現代ならチコちゃんに「ボーっと生きてんじゃネー」と
叱られるに違いない「浮浪雲」。女物の着物をだらしなく
羽織り、ひねもす浮雲を眺めながらボーっと暮らす旗本。
しかし、不正義なことは大嫌い。いざとなれば剣が立ち、
周りには気が付かれることなく成敗してしまう。
映画やドラマにもなった「浮浪雲」の原作は漫画である。
その作者の「ジョージ秋山」が七十七歳で亡くなった。私と
四つしか違わないのは驚きである。
浮浪雲は社会人になった頃、「ビックコミック」で愛読
していたが、成敗の後でポツリという一言が良かった。つい
最近まで四十四年間、千話以上も続いていたという。
浮浪雲も好きだったが、その少し前の少年漫画誌に連載され
ていた「アシュラ」や「銭ゲバ」の方が、印象的というか
衝撃であった。
それぞれ平安時代、近代と時は違うが、共に不幸な生い
立ちの下、社会の底辺を這いずりながら生きる主人公の、
凄惨な生き様の描写は社会的にも問題になったほど。

+===+

» やること
[a] 浮浪雲についての文章をもとに、次の問いに答えよ。
(i) ジョージ秋山は何歳で亡くなったか。
(ii) 筆者は社会人になった頃、浮浪雲をどの雑誌で愛読していたか。
(iii) 浮浪雲は何年間続いていたと書かれているか。
[b] 浮浪雲についての文章のうち、「現代ならチコちゃんに「ボーっと生きてんじゃネー」と」から「四つしか違わないのは驚きである。」までを、両端を含めてそのまま書き写せ。

» 元データ
+===+

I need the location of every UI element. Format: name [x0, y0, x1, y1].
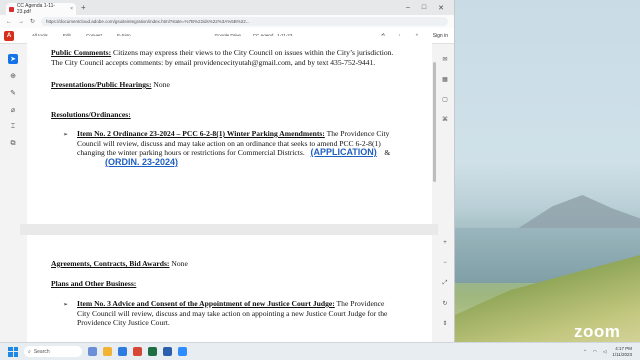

+===+

» 課題ごとの解答
[a]
(i) 七十七歳
(ii) 「ビックコミック」
(iii) 四十四年間

[b]
現代ならチコちゃんに「ボーっと生きてんじゃネー」と
叱られるに違いない「浮浪雲」。女物の着物をだらしなく
羽織り、ひねもす浮雲を眺めながらボーっと暮らす旗本。
しかし、不正義なことは大嫌い。いざとなれば剣が立ち、
周りには気が付かれることなく成敗してしまう。
映画やドラマにもなった「浮浪雲」の原作は漫画である。
その作者の「ジョージ秋山」が七十七歳で亡くなった。私と
四つしか違わないのは驚きである。